Required task
Gather up the lines that contain "response".

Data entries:

[Start]

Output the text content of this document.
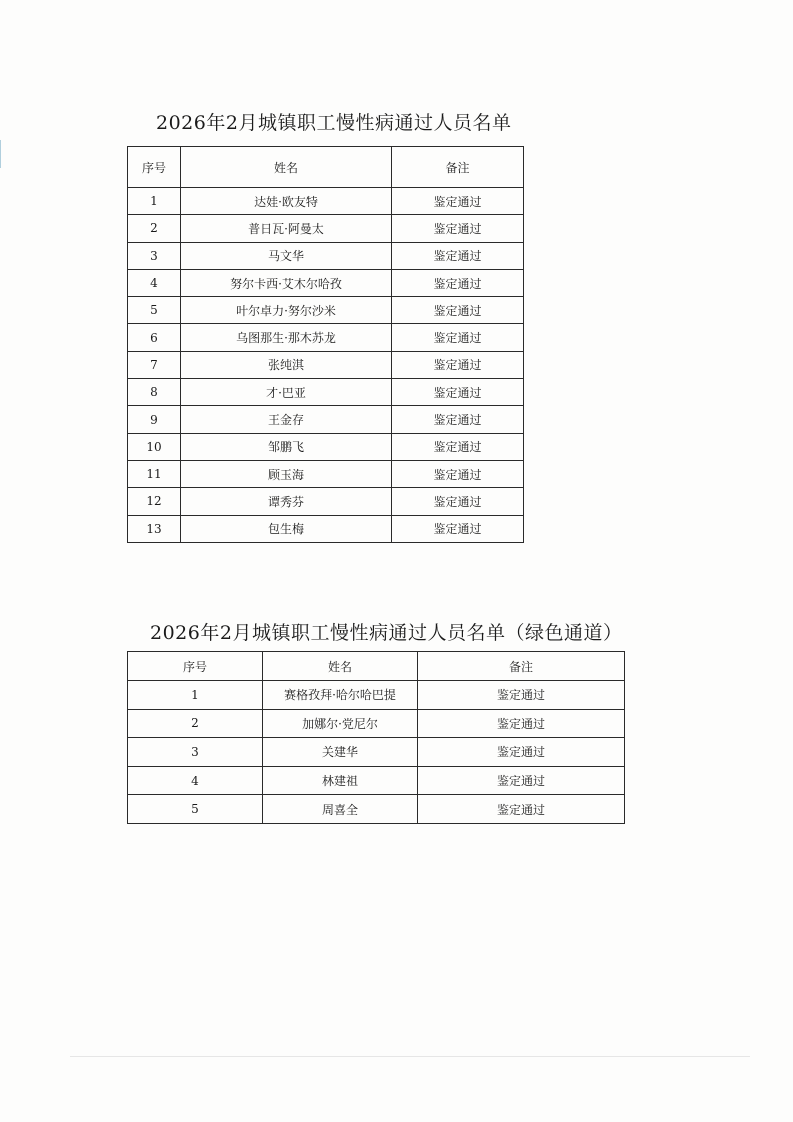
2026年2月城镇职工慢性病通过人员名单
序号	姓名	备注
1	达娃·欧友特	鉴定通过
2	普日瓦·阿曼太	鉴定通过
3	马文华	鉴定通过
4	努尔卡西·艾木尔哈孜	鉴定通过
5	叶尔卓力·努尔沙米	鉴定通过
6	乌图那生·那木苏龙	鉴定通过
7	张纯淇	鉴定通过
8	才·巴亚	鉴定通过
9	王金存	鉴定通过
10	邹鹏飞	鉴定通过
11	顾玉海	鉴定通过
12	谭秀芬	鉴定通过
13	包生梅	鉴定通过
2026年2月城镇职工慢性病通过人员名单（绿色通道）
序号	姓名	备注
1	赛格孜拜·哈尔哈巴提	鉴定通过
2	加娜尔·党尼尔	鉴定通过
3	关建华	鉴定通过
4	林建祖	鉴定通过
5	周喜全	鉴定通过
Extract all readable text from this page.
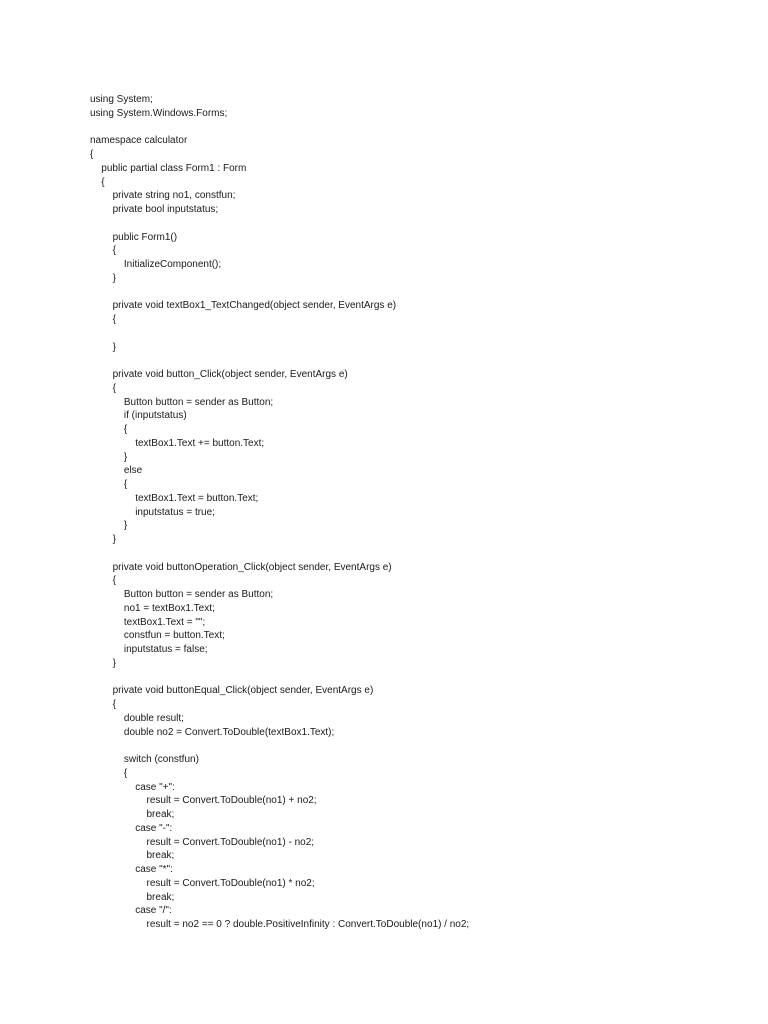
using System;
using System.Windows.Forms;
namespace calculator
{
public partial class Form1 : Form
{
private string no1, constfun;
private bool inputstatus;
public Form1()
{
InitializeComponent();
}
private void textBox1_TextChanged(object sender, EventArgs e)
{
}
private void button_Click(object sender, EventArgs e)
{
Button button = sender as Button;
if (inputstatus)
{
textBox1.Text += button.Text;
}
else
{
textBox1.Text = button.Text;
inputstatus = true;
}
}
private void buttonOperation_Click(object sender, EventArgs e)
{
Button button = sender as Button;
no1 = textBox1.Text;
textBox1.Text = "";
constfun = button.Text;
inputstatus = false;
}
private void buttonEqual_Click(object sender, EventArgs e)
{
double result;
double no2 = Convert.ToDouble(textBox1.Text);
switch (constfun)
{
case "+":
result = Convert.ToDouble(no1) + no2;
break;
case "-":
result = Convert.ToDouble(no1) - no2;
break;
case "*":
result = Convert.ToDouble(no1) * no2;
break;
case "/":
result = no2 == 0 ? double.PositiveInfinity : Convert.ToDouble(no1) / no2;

[End]
[Start]

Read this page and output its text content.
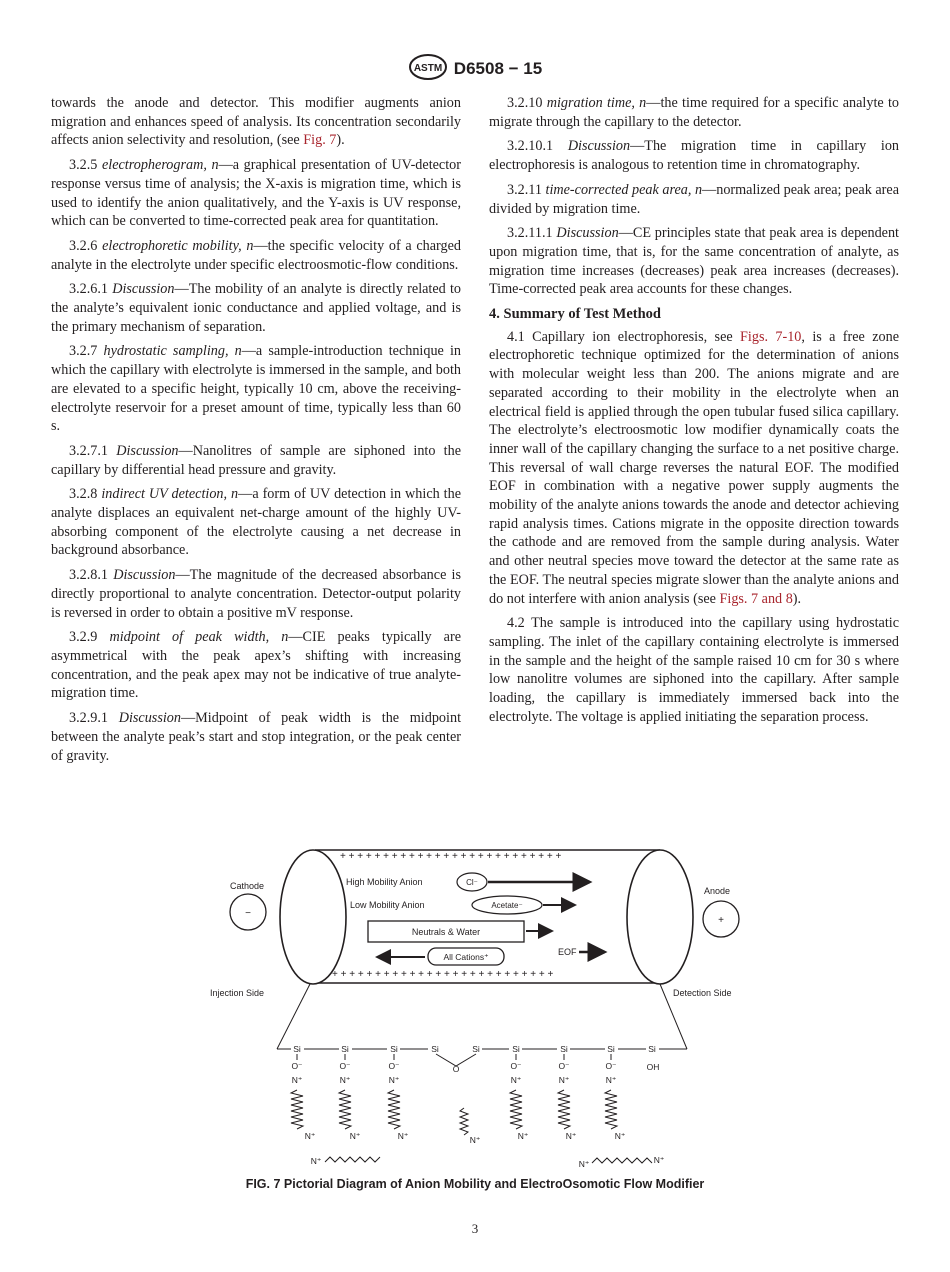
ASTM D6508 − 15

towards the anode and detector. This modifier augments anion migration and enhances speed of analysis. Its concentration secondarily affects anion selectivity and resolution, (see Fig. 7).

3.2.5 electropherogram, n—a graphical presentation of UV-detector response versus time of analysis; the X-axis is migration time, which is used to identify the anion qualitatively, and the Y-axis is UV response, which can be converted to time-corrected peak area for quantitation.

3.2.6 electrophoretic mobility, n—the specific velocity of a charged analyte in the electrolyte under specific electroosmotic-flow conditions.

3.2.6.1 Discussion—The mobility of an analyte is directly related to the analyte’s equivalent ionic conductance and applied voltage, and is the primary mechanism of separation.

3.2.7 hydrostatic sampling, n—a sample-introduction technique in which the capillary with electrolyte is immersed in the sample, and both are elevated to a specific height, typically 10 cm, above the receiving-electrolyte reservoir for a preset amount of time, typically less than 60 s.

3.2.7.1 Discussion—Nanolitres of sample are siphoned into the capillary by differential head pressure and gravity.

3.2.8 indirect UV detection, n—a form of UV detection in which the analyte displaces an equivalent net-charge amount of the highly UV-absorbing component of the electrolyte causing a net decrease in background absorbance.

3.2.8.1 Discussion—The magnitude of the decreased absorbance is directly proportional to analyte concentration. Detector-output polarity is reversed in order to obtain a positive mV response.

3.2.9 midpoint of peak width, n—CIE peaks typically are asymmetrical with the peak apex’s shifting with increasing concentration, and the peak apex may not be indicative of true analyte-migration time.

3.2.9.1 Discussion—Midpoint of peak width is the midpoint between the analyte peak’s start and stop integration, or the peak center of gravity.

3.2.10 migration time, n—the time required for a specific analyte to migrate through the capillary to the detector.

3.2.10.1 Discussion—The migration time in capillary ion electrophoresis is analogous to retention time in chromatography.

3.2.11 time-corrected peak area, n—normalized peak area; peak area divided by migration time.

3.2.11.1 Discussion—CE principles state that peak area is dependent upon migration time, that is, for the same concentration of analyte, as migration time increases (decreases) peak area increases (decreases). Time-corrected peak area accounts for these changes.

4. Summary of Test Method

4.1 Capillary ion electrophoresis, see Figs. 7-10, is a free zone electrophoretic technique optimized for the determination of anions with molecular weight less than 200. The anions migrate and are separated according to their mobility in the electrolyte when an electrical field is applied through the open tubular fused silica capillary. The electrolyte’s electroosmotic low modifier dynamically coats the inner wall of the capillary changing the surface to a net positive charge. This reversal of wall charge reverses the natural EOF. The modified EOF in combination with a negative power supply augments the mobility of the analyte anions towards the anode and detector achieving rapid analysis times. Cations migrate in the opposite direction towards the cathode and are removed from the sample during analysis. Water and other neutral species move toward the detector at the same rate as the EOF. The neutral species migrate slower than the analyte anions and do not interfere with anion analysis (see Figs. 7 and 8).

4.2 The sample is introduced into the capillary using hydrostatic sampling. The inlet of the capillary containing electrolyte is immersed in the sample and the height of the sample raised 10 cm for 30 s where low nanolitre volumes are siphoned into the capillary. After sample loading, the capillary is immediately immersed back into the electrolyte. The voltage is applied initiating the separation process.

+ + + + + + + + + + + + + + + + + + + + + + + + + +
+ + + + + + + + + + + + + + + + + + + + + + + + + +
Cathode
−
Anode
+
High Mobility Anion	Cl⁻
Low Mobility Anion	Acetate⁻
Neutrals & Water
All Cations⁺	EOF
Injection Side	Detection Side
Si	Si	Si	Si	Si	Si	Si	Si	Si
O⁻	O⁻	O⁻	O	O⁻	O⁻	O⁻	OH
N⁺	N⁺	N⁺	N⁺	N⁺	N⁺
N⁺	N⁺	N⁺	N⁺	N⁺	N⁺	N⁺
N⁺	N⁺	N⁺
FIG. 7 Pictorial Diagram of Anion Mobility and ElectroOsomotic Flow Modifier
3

[End]
[Start]

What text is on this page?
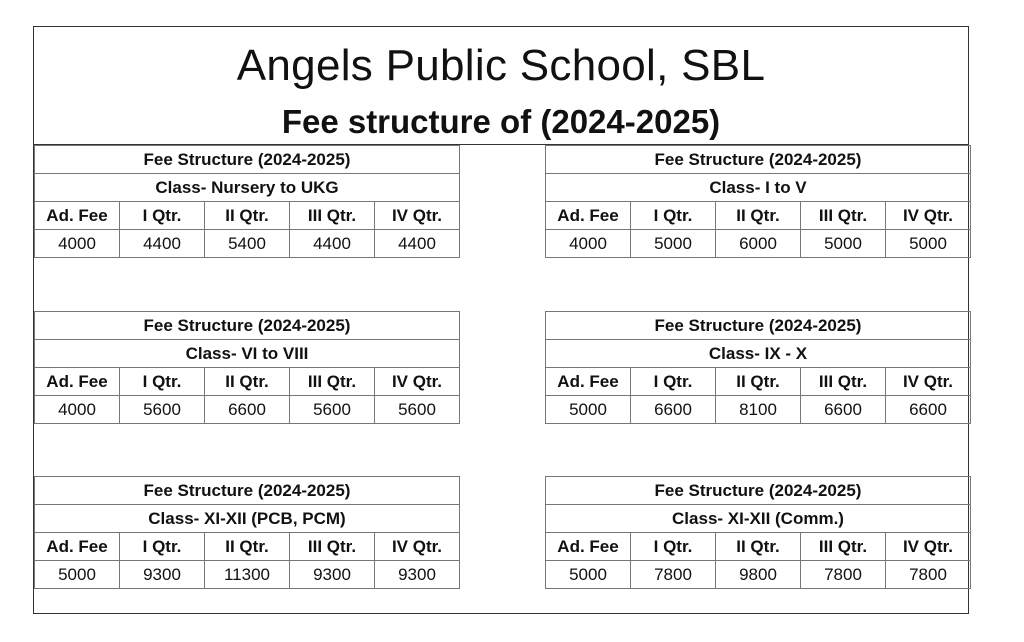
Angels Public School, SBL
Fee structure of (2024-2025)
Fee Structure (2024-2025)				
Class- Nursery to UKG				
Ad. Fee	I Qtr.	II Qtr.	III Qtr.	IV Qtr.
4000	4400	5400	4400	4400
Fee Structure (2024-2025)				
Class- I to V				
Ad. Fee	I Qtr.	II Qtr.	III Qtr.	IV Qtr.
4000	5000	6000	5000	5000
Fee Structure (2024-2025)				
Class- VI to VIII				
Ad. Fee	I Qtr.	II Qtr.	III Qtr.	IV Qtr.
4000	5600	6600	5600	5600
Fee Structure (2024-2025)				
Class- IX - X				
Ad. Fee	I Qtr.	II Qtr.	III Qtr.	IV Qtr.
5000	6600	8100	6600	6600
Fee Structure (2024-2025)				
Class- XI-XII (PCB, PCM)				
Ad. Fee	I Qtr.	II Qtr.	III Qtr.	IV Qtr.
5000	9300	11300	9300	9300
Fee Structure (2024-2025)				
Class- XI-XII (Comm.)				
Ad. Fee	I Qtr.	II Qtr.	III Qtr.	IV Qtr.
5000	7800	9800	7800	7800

[End]

Task answer
3.2.5 electropherogram, n—a graphical presentation of UV-detector response versus time of analysis; the X-axis is migration time, which is used to identify the anion qualitatively, and the Y-axis is UV response, which can be converted to time-corrected peak area for quantitation.
3.2.8.1 Discussion—The magnitude of the decreased absorbance is directly proportional to analyte concentration. Detector-output polarity is reversed in order to obtain a positive mV response.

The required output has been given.